Check each line of the listing below for the word "handle" and say how many lines have it. Nothing else should be written.

(Stored data)
══════

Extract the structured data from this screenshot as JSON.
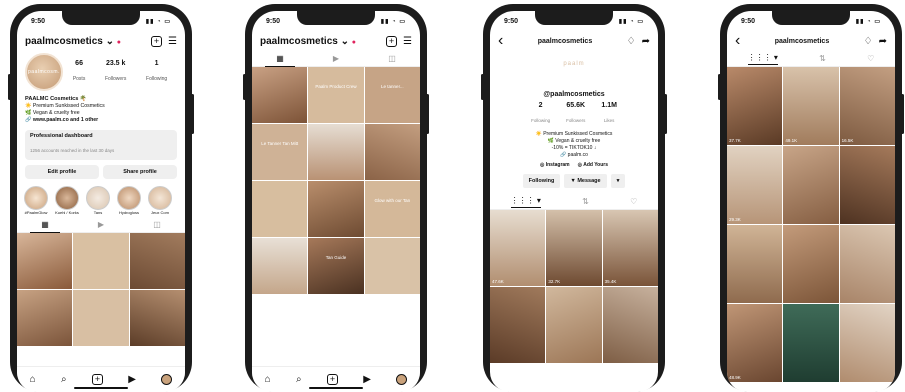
{
  "time": "9:50",
  "handle": "paalmcosmetics",
  "tiktok_title": "paalmcosmetics",
  "profile": {
    "avatar_text": "paalmcosm.",
    "stats": [
      {
        "value": "66",
        "label": "Posts"
      },
      {
        "value": "23.5 k",
        "label": "Followers"
      },
      {
        "value": "1",
        "label": "Following"
      }
    ],
    "name": "PAALMC Cosmetics 🌴",
    "bio_lines": [
      "☀️ Premium Sunkissed Cosmetics",
      "🌿 Vegan & cruelty free"
    ],
    "link": "🔗 www.paalm.co and 1 other",
    "dashboard_title": "Professional dashboard",
    "dashboard_sub": "1256 accounts reached in the last 30 days",
    "edit_profile": "Edit profile",
    "share_profile": "Share profile",
    "highlights": [
      "#PaalmGlow",
      "Kuehl / Korks",
      "Tans",
      "Hydrogloss",
      "Jeux Com"
    ]
  },
  "tiktok": {
    "logo": "paalm",
    "handle": "@paalmcosmetics",
    "stats": [
      {
        "value": "2",
        "label": "Following"
      },
      {
        "value": "65.6K",
        "label": "Followers"
      },
      {
        "value": "1.1M",
        "label": "Likes"
      }
    ],
    "bio_lines": [
      "☀️ Premium Sunkissed Cosmetics",
      "🌿 Vegan & cruelty free",
      "-10% = TIKTOK10 ↓",
      "🔗 paalm.co"
    ],
    "instagram": "Instagram",
    "add_yours": "Add Yours",
    "following_btn": "Following",
    "message_btn": "Message",
    "views": [
      "47.6K",
      "32.7K",
      "35.4K",
      "",
      "",
      ""
    ]
  },
  "videos4_views": [
    "37.7K",
    "49.1K",
    "16.5K",
    "29.3K",
    "",
    "",
    "",
    "",
    "",
    "48.9K",
    "",
    ""
  ],
  "captions2": [
    "",
    "Paalm Product Crew",
    "Le tanner...",
    "Le Tanner Tan Mitt",
    "",
    "",
    "",
    "Glow with our Tan",
    "",
    "Tan Guide",
    "",
    ""
  ]
}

══════

SOLUTION >> 2